- [DOCUMENT TEXT]

— START —

This issue primarily involves the right of a child within our society to have the reasonable expectation, other things being equal, of the care and affection of both a mother and a father.

The amendment deals with ART services. ART services are defined to mean services using technology to assist in non-coital fertilisation.

The main forms of ART include in vitro fertilisation (IVF), artificial insemination, gamete, zygote and embryo transfers.

IVF involves a range of procedures aimed at achieving pregnancy where there are issues of infertility. IVF actually means that ova are fertilised outside of a woman's body to allow the fertilised ova (embryos) to be implanted at some later stage.

Artificial insemination involves the transferral of sperm into the reproductive tract of a woman to achieve pregnancy. Fertilisation occurs within the woman's body.

Artificial insemination is used to achieve pregnancy in women who are fertile, but do not have male partners and who do not wish to become pregnant by traditional coital means; by couples where the male partner is infertile (donor insemination); and in some cases where the woman may not be classified as “infertile” in the strict sense but nevertheless has been unable to become pregnant by coital means.

Artificial insemination is by far the most commonly used procedure by single and lesbian women to achieve pregnancy in the absence of female infertility.

IVF is generally only utilised by single and lesbian women if pregnancy has not been able to be achieved through artificial insemination.

The Bill will commence upon Royal Assent.

When the Bill commences, any provisions of the Victorian and South Australian Acts that have previously been ruled inconsistent with the Sex Discrimination Act and which are no longer inconsistent with that Act will revive. The amendment will also ensure the validity of the existing Western Australian legislation to the extent that it is not inconsistent with the Sex Discrimination Act as amended. However, the Bill will not preserve State or Territory laws to the extent that they prescribe a required length of cohabitation before a person can access ART services as this is inconsistent with the definition of “de facto spouse” in the Sex Discrimination Act.

If a State or Territory chooses not to legislate in this area, the Sex Discrimination Act will continue to apply.

The Government is acting to ensure that States and Territories have the power to enact legislation to limit the availability of assisted reproductive technologies to married women and those living in a defacto relationship with a male partner.

In doing so the Government is doing its part to protect the rights of children to have the reasonable expectation, other things being equal, of the care and protection of both their mother and father.

Debate (on motion by Senator Denman) adjourned.

— END —

- [CHALLENGE] Copy out the whole passage above on the bill about ART services, word for word.

- [DATA PROVIDED]
— START —

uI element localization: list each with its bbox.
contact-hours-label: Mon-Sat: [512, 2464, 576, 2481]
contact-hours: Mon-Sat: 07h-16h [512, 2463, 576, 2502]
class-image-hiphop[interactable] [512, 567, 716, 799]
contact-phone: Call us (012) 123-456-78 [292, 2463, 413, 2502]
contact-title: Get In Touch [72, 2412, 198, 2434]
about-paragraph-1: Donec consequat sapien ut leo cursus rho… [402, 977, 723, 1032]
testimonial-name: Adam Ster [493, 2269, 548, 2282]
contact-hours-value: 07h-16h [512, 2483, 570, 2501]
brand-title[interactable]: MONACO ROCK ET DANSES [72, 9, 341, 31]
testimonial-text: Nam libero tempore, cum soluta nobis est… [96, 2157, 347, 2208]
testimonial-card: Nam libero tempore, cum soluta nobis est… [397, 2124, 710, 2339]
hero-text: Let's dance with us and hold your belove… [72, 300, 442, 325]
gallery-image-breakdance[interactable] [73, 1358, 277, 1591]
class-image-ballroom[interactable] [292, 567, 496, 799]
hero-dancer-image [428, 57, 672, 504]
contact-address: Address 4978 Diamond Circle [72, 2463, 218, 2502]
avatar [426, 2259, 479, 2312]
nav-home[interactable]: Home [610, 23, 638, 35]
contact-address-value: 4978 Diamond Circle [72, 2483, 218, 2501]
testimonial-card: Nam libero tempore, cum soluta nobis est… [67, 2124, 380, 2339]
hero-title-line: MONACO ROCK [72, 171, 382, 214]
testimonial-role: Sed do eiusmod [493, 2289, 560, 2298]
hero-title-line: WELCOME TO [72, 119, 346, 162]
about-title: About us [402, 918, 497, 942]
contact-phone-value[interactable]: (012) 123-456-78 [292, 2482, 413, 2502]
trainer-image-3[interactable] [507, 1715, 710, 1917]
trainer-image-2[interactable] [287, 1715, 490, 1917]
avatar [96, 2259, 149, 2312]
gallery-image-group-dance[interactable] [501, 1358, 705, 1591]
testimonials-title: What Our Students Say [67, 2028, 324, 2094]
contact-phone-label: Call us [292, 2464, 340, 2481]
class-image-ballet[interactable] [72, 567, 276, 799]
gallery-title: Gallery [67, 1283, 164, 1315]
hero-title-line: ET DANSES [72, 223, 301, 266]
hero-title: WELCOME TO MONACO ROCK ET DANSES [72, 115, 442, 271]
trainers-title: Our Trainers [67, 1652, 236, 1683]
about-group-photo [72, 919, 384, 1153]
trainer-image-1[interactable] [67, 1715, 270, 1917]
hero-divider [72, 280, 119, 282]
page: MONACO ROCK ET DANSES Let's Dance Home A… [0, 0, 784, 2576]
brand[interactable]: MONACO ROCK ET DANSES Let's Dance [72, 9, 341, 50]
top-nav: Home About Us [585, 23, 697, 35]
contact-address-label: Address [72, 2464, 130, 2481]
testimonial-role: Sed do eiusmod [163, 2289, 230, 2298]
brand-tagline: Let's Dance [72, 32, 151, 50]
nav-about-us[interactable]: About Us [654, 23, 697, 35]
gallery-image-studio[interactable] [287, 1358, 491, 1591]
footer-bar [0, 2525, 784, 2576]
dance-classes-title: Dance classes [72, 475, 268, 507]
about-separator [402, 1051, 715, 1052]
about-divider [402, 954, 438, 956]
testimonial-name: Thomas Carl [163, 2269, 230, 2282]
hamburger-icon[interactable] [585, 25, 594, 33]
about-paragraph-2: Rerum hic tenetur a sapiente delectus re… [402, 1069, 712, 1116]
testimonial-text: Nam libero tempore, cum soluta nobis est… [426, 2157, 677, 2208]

— END —

- [COMPLETED EXERCISE]
This issue primarily involves the right of a child within our society to have the reasonable expectation, other things being equal, of the care and affection of both a mother and a father.

The amendment deals with ART services. ART services are defined to mean services using technology to assist in non-coital fertilisation.

The main forms of ART include in vitro fertilisation (IVF), artificial insemination, gamete, zygote and embryo transfers.

IVF involves a range of procedures aimed at achieving pregnancy where there are issues of infertility. IVF actually means that ova are fertilised outside of a woman's body to allow the fertilised ova (embryos) to be implanted at some later stage.

Artificial insemination involves the transferral of sperm into the reproductive tract of a woman to achieve pregnancy. Fertilisation occurs within the woman's body.

Artificial insemination is used to achieve pregnancy in women who are fertile, but do not have male partners and who do not wish to become pregnant by traditional coital means; by couples where the male partner is infertile (donor insemination); and in some cases where the woman may not be classified as “infertile” in the strict sense but nevertheless has been unable to become pregnant by coital means.

Artificial insemination is by far the most commonly used procedure by single and lesbian women to achieve pregnancy in the absence of female infertility.

IVF is generally only utilised by single and lesbian women if pregnancy has not been able to be achieved through artificial insemination.

The Bill will commence upon Royal Assent.

When the Bill commences, any provisions of the Victorian and South Australian Acts that have previously been ruled inconsistent with the Sex Discrimination Act and which are no longer inconsistent with that Act will revive. The amendment will also ensure the validity of the existing Western Australian legislation to the extent that it is not inconsistent with the Sex Discrimination Act as amended. However, the Bill will not preserve State or Territory laws to the extent that they prescribe a required length of cohabitation before a person can access ART services as this is inconsistent with the definition of “de facto spouse” in the Sex Discrimination Act.

If a State or Territory chooses not to legislate in this area, the Sex Discrimination Act will continue to apply.

The Government is acting to ensure that States and Territories have the power to enact legislation to limit the availability of assisted reproductive technologies to married women and those living in a defacto relationship with a male partner.

In doing so the Government is doing its part to protect the rights of children to have the reasonable expectation, other things being equal, of the care and protection of both their mother and father.

Debate (on motion by Senator Denman) adjourned.